··· Listed records ···
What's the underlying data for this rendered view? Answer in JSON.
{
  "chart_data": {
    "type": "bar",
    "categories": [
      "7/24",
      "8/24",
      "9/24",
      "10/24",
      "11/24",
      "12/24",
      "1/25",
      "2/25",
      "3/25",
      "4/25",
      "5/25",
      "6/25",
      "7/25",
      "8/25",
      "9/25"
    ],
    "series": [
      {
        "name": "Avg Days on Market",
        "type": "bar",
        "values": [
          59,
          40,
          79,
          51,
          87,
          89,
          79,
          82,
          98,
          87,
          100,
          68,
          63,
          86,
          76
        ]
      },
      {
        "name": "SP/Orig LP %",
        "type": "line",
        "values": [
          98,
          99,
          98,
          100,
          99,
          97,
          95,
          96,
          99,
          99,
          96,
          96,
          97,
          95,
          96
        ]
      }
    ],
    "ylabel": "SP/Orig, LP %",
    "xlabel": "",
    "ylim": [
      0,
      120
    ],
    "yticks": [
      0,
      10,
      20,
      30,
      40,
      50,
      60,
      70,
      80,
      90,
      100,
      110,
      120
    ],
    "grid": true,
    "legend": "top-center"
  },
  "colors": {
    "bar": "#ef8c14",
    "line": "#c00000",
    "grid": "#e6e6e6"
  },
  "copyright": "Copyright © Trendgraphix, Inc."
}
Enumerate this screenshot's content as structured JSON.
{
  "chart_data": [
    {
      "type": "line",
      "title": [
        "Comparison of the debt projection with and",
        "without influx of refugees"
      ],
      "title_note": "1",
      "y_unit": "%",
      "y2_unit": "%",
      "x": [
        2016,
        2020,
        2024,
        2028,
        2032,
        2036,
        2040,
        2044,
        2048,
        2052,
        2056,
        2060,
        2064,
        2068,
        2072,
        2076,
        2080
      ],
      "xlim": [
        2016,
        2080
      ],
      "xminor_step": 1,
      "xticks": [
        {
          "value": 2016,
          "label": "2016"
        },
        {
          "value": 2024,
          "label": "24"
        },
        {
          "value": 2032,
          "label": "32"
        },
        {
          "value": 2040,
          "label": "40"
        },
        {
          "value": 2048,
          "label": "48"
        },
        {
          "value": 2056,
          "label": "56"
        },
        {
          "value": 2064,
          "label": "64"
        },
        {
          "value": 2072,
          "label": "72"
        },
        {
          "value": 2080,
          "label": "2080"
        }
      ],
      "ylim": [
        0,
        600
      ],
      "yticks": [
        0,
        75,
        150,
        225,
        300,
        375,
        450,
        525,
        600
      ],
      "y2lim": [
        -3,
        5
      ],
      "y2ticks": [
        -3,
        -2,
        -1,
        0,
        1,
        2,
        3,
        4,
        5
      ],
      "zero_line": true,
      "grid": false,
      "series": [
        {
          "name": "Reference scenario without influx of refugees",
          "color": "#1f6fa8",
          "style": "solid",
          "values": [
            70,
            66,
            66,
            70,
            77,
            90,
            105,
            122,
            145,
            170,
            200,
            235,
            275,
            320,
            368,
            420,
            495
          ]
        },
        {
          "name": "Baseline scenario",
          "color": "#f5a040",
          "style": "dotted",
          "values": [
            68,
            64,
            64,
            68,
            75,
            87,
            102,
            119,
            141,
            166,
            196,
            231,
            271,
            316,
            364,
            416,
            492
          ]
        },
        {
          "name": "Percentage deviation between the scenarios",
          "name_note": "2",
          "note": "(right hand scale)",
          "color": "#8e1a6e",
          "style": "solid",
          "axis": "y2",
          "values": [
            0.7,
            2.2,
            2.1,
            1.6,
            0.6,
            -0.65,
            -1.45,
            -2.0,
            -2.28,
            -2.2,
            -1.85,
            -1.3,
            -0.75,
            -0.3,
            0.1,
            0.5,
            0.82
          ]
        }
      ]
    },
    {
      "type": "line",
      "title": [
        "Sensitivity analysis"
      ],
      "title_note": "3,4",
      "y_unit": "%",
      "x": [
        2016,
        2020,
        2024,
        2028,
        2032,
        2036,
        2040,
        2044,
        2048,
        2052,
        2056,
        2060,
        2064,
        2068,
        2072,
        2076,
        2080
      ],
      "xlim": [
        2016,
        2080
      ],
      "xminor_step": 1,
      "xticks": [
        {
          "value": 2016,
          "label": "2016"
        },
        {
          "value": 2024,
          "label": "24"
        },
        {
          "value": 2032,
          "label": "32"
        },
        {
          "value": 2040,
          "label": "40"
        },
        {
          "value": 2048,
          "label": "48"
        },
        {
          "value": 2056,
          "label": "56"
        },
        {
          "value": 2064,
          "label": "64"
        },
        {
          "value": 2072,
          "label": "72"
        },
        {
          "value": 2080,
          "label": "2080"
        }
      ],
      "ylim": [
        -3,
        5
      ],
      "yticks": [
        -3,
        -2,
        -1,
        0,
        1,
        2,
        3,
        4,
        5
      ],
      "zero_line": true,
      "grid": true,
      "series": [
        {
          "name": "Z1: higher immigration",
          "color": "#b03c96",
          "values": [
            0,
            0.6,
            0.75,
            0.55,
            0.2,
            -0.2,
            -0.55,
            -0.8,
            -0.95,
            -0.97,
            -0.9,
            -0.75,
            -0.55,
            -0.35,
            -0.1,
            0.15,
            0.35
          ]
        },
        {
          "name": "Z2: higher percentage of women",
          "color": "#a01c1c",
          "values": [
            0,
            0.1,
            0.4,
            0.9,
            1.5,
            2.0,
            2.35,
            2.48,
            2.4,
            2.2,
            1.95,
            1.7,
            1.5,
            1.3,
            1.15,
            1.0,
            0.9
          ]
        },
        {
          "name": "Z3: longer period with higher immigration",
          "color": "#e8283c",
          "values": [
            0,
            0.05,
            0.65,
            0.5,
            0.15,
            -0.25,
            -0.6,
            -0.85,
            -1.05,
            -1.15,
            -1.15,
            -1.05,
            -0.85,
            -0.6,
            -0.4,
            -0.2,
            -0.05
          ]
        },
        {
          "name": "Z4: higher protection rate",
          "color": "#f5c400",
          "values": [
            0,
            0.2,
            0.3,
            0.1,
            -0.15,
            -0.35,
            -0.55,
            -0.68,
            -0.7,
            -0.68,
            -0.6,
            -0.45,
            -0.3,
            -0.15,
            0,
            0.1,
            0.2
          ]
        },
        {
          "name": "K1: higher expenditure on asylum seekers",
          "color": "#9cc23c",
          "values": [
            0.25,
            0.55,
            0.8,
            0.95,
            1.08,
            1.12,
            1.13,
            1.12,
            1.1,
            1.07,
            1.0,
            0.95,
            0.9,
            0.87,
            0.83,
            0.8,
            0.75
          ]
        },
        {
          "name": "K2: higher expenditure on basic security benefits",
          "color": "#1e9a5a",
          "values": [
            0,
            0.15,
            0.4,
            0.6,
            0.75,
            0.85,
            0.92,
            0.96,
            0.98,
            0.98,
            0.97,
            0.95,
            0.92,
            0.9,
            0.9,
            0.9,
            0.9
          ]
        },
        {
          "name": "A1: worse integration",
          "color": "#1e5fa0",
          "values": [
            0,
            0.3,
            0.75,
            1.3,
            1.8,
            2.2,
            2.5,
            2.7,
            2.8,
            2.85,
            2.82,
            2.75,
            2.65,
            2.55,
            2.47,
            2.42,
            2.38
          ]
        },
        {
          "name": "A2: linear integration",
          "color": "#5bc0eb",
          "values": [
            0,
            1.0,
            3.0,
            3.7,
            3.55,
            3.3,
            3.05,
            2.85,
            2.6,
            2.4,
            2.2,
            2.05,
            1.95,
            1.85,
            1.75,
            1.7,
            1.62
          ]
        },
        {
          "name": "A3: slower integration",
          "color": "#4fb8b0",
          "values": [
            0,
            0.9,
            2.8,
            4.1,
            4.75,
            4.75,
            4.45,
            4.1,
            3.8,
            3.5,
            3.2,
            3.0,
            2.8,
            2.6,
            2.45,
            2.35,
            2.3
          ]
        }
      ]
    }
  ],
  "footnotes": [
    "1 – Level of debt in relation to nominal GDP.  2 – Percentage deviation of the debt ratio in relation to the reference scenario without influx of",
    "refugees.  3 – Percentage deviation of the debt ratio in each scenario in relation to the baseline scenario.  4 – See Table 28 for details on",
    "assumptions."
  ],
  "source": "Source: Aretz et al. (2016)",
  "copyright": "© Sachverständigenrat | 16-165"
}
···
_Problem_
Exactly how many lines in the data above contain the word "integration"? Respond with the number and nothing more.

_Written solution_
3